*Dataset items:*
..............................

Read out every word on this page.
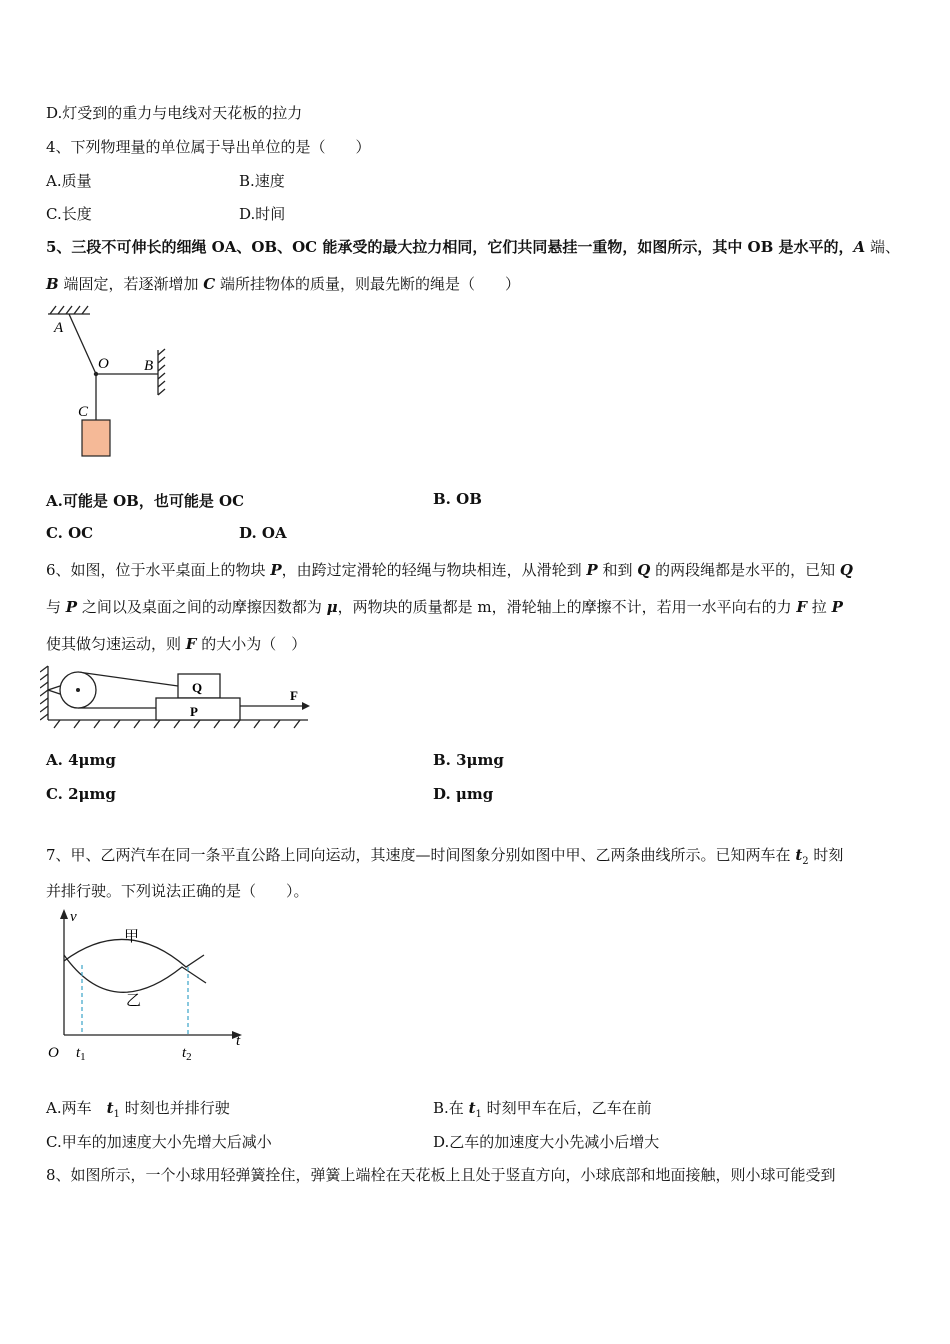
D.灯受到的重力与电线对天花板的拉力
4、下列物理量的单位属于导出单位的是（　　）
A.质量	B.速度
C.长度	D.时间
5、三段不可伸长的细绳 OA、OB、OC 能承受的最大拉力相同，它们共同悬挂一重物，如图所示，其中 OB 是水平的，A 端、
B 端固定，若逐渐增加 C 端所挂物体的质量，则最先断的绳是（　　）
A
O B
C
A.可能是 OB，也可能是 OC	B. OB
C. OC	D. OA
6、如图，位于水平桌面上的物块 P，由跨过定滑轮的轻绳与物块相连，从滑轮到 P 和到 Q 的两段绳都是水平的，已知 Q
与 P 之间以及桌面之间的动摩擦因数都为 μ，两物块的质量都是 m，滑轮轴上的摩擦不计，若用一水平向右的力 F 拉 P
使其做匀速运动，则 F 的大小为（　）
Q
P
F
A. 4μmg	B. 3μmg
C. 2μmg	D. μmg
7、甲、乙两汽车在同一条平直公路上同向运动，其速度—时间图象分别如图中甲、乙两条曲线所示。已知两车在 $t_2$ 时刻
并排行驶。下列说法正确的是（　　）。
v
t
O $t_1$	$t_2$
甲
乙
A.两车　$t_1$ 时刻也并排行驶	B.在 $t_1$ 时刻甲车在后，乙车在前
C.甲车的加速度大小先增大后减小	D.乙车的加速度大小先减小后增大
8、如图所示，一个小球用轻弹簧拴住，弹簧上端栓在天花板上且处于竖直方向，小球底部和地面接触，则小球可能受到
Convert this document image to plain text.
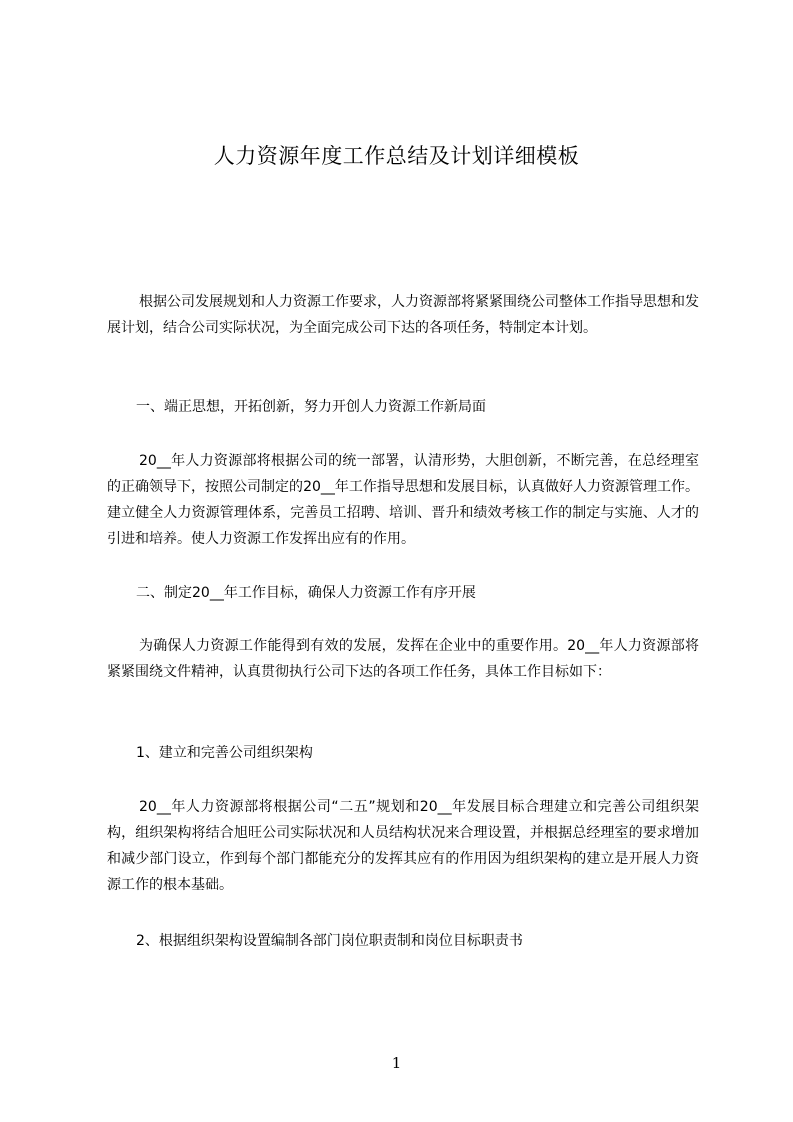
人力资源年度工作总结及计划详细模板
根据公司发展规划和人力资源工作要求，人力资源部将紧紧围绕公司整体工作指导思想和发展计划，结合公司实际状况，为全面完成公司下达的各项任务，特制定本计划。
一、端正思想，开拓创新，努力开创人力资源工作新局面
20__年人力资源部将根据公司的统一部署，认清形势，大胆创新，不断完善，在总经理室的正确领导下，按照公司制定的20__年工作指导思想和发展目标，认真做好人力资源管理工作。建立健全人力资源管理体系，完善员工招聘、培训、晋升和绩效考核工作的制定与实施、人才的引进和培养。使人力资源工作发挥出应有的作用。
二、制定20__年工作目标，确保人力资源工作有序开展
为确保人力资源工作能得到有效的发展，发挥在企业中的重要作用。20__年人力资源部将紧紧围绕文件精神，认真贯彻执行公司下达的各项工作任务，具体工作目标如下：
1、建立和完善公司组织架构
20__年人力资源部将根据公司“二五”规划和20__年发展目标合理建立和完善公司组织架构，组织架构将结合旭旺公司实际状况和人员结构状况来合理设置，并根据总经理室的要求增加和减少部门设立，作到每个部门都能充分的发挥其应有的作用因为组织架构的建立是开展人力资源工作的根本基础。
2、根据组织架构设置编制各部门岗位职责制和岗位目标职责书
1
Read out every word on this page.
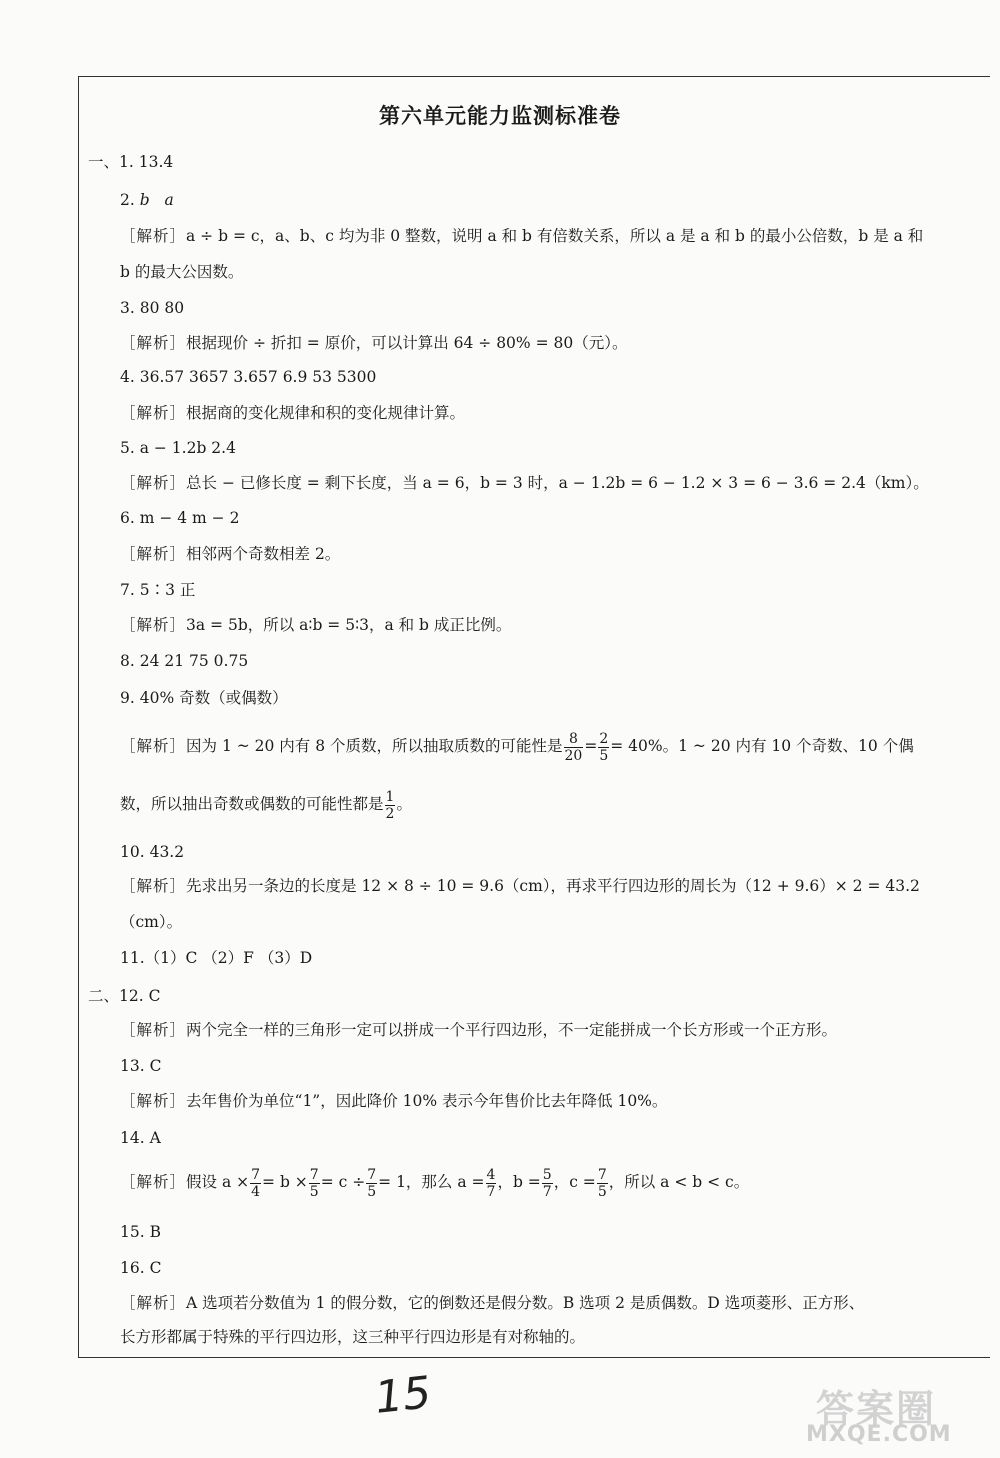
第六单元能力监测标准卷
一、1. 13.4
2. b a
［解析］a ÷ b = c，a、b、c 均为非 0 整数，说明 a 和 b 有倍数关系，所以 a 是 a 和 b 的最小公倍数，b 是 a 和
b 的最大公因数。
3. 80 80
［解析］根据现价 ÷ 折扣 = 原价，可以计算出 64 ÷ 80% = 80（元）。
4. 36.57 3657 3.657 6.9 53 5300
［解析］根据商的变化规律和积的变化规律计算。
5. a − 1.2b 2.4
［解析］总长 − 已修长度 = 剩下长度，当 a = 6，b = 3 时，a − 1.2b = 6 − 1.2 × 3 = 6 − 3.6 = 2.4（km）。
6. m − 4 m − 2
［解析］相邻两个奇数相差 2。
7. 5∶3 正
［解析］3a = 5b，所以 a∶b = 5∶3，a 和 b 成正比例。
8. 24 21 75 0.75
9. 40% 奇数（或偶数）
［解析］因为 1 ~ 20 内有 8 个质数，所以抽取质数的可能性是 $\frac{8}{20} = \frac{2}{5} = 40\%$。1 ~ 20 内有 10 个奇数、10 个偶
数，所以抽出奇数或偶数的可能性都是 $\frac{1}{2}$ 。
10. 43.2
［解析］先求出另一条边的长度是 12 × 8 ÷ 10 = 9.6（cm），再求平行四边形的周长为（12 + 9.6）× 2 = 43.2
（cm）。
11.（1）C （2）F （3）D
二、12. C
［解析］两个完全一样的三角形一定可以拼成一个平行四边形，不一定能拼成一个长方形或一个正方形。
13. C
［解析］去年售价为单位“1”，因此降价 10% 表示今年售价比去年降低 10%。
14. A
［解析］假设 $a \times \frac{7}{4} = b \times \frac{7}{5} = c \div \frac{7}{5} = 1$，那么 $a = \frac{4}{7}$ ，$b = \frac{5}{7}$ ，$c = \frac{7}{5}$ ，所以 a < b < c。
15. B
16. C
［解析］A 选项若分数值为 1 的假分数，它的倒数还是假分数。B 选项 2 是质偶数。D 选项菱形、正方形、
长方形都属于特殊的平行四边形，这三种平行四边形是有对称轴的。
15	答案圈
MXQE.COM
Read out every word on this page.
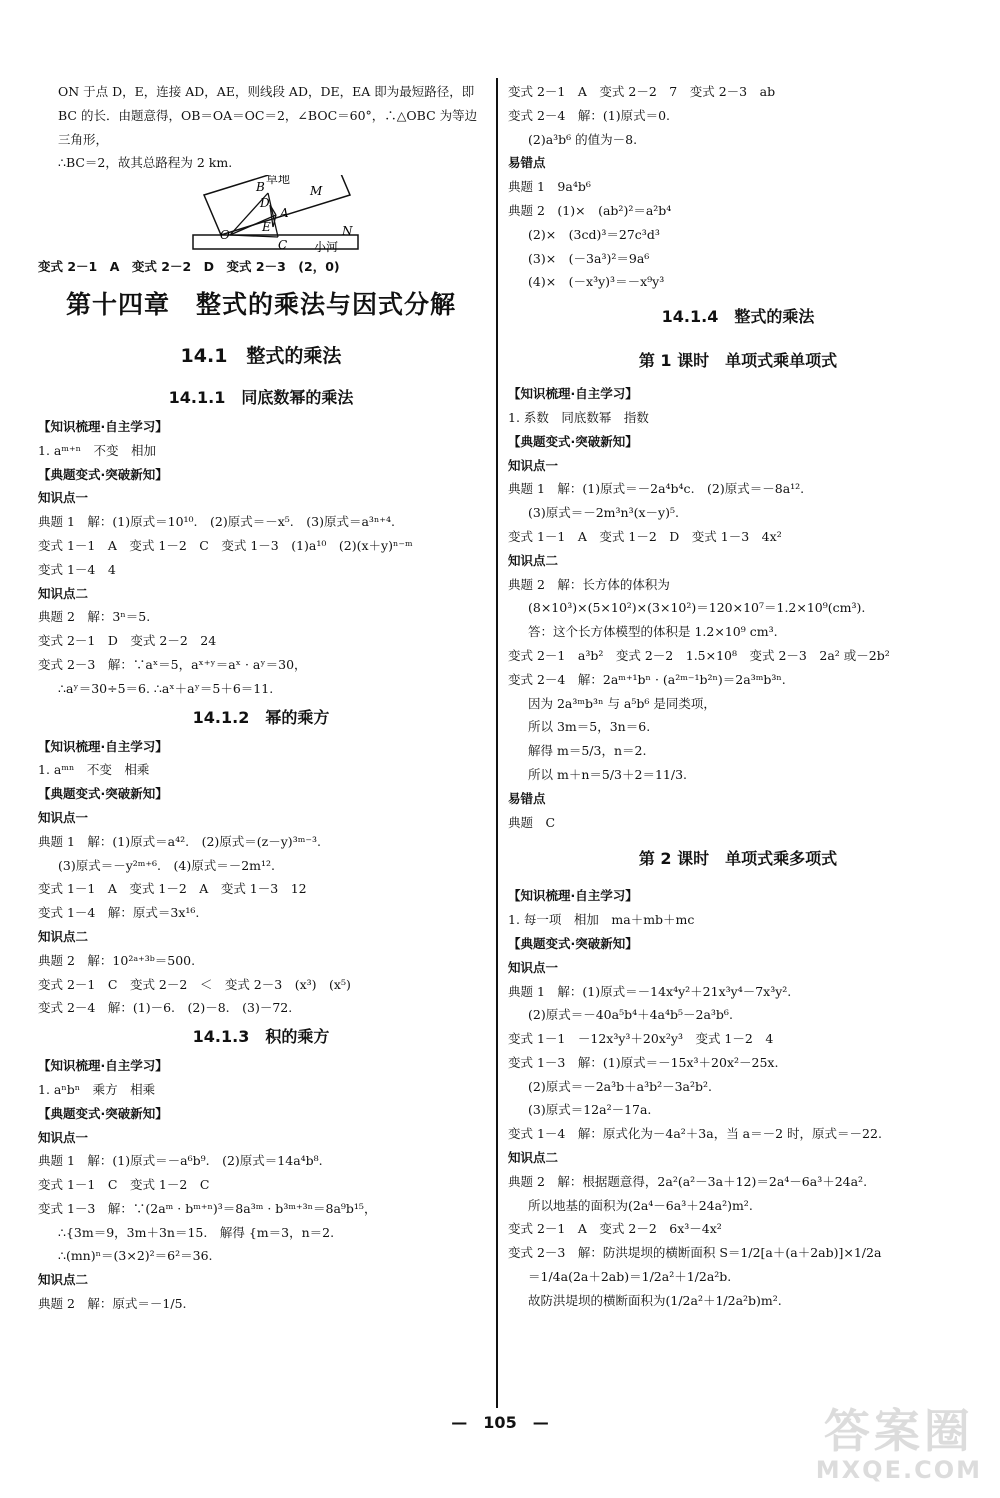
ON 于点 D，E，连接 AD，AE，则线段 AD，DE，EA 即为最短路径，即
BC 的长．由题意得，OB＝OA＝OC＝2，∠BOC＝60°，∴△OBC 为等边
三角形，
∴BC＝2，故其总路程为 2 km.
草地
小河
M
N
O
B
D
A
E
C
变式 2－1　A　变式 2－2　D　变式 2－3　(2，0)
第十四章　整式的乘法与因式分解
14.1　整式的乘法
14.1.1　同底数幂的乘法
【知识梳理·自主学习】
1. aᵐ⁺ⁿ　不变　相加
【典题变式·突破新知】
知识点一
典题 1　解：(1)原式＝10¹⁰.　(2)原式＝－x⁵.　(3)原式＝a³ⁿ⁺⁴.
变式 1－1　A　变式 1－2　C　变式 1－3　(1)a¹⁰　(2)(x＋y)ⁿ⁻ᵐ
变式 1－4　4
知识点二
典题 2　解：3ⁿ＝5.
变式 2－1　D　变式 2－2　24
变式 2－3　解：∵aˣ＝5，aˣ⁺ʸ＝aˣ · aʸ＝30，
∴aʸ＝30÷5＝6. ∴aˣ＋aʸ＝5＋6＝11.
14.1.2　幂的乘方
【知识梳理·自主学习】
1. aᵐⁿ　不变　相乘
【典题变式·突破新知】
知识点一
典题 1　解：(1)原式＝a⁴².　(2)原式＝(z－y)³ᵐ⁻³.
(3)原式＝－y²ᵐ⁺⁶.　(4)原式＝－2m¹².
变式 1－1　A　变式 1－2　A　变式 1－3　12
变式 1－4　解：原式＝3x¹⁶.
知识点二
典题 2　解：10²ᵃ⁺³ᵇ＝500.
变式 2－1　C　变式 2－2　＜　变式 2－3　(x³)　(x⁵)
变式 2－4　解：(1)－6.　(2)－8.　(3)－72.
14.1.3　积的乘方
【知识梳理·自主学习】
1. aⁿbⁿ　乘方　相乘
【典题变式·突破新知】
知识点一
典题 1　解：(1)原式＝－a⁶b⁹.　(2)原式＝14a⁴b⁸.
变式 1－1　C　变式 1－2　C
变式 1－3　解：∵(2aᵐ · bᵐ⁺ⁿ)³＝8a³ᵐ · b³ᵐ⁺³ⁿ＝8a⁹b¹⁵，
∴{3m＝9，3m＋3n＝15.　解得 {m＝3，n＝2.
∴(mn)ⁿ＝(3×2)²＝6²＝36.
知识点二
典题 2　解：原式＝－1/5.
变式 2－1　A　变式 2－2　7　变式 2－3　ab
变式 2－4　解：(1)原式＝0.
(2)a³b⁶ 的值为－8.
易错点
典题 1　9a⁴b⁶
典题 2　(1)×　(ab²)²＝a²b⁴
(2)×　(3cd)³＝27c³d³
(3)×　(－3a³)²＝9a⁶
(4)×　(－x³y)³＝－x⁹y³
14.1.4　整式的乘法
第 1 课时　单项式乘单项式
【知识梳理·自主学习】
1. 系数　同底数幂　指数
【典题变式·突破新知】
知识点一
典题 1　解：(1)原式＝－2a⁴b⁴c.　(2)原式＝－8a¹².
(3)原式＝－2m³n³(x－y)⁵.
变式 1－1　A　变式 1－2　D　变式 1－3　4x²
知识点二
典题 2　解：长方体的体积为
(8×10³)×(5×10²)×(3×10²)＝120×10⁷＝1.2×10⁹(cm³).
答：这个长方体模型的体积是 1.2×10⁹ cm³.
变式 2－1　a³b²　变式 2－2　1.5×10⁸　变式 2－3　2a² 或－2b²
变式 2－4　解：2aᵐ⁺¹bⁿ · (a²ᵐ⁻¹b²ⁿ)＝2a³ᵐb³ⁿ.
因为 2a³ᵐb³ⁿ 与 a⁵b⁶ 是同类项，
所以 3m＝5，3n＝6.
解得 m＝5/3，n＝2.
所以 m＋n＝5/3＋2＝11/3.
易错点
典题　C
第 2 课时　单项式乘多项式
【知识梳理·自主学习】
1. 每一项　相加　ma＋mb＋mc
【典题变式·突破新知】
知识点一
典题 1　解：(1)原式＝－14x⁴y²＋21x³y⁴－7x³y².
(2)原式＝－40a⁵b⁴＋4a⁴b⁵－2a³b⁶.
变式 1－1　－12x³y³＋20x²y³　变式 1－2　4
变式 1－3　解：(1)原式＝－15x³＋20x²－25x.
(2)原式＝－2a³b＋a³b²－3a²b².
(3)原式＝12a²－17a.
变式 1－4　解：原式化为－4a²＋3a，当 a＝－2 时，原式＝－22.
知识点二
典题 2　解：根据题意得，2a²(a²－3a＋12)＝2a⁴－6a³＋24a².
所以地基的面积为(2a⁴－6a³＋24a²)m².
变式 2－1　A　变式 2－2　6x³－4x²
变式 2－3　解：防洪堤坝的横断面积 S＝1/2[a＋(a＋2ab)]×1/2a
＝1/4a(2a＋2ab)＝1/2a²＋1/2a²b.
故防洪堤坝的横断面积为(1/2a²＋1/2a²b)m².
—　105　—	答案圈
MXQE.COM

..............................

*WHAT YOU HAVE TO DO:*
Keep only those lines of the records that hold "a³b²", and return them.

*RESPONSE:*
变式 2－1　a³b²　变式 2－2　1.5×10⁸　变式 2－3　2a² 或－2b²
(2)原式＝－2a³b＋a³b²－3a²b².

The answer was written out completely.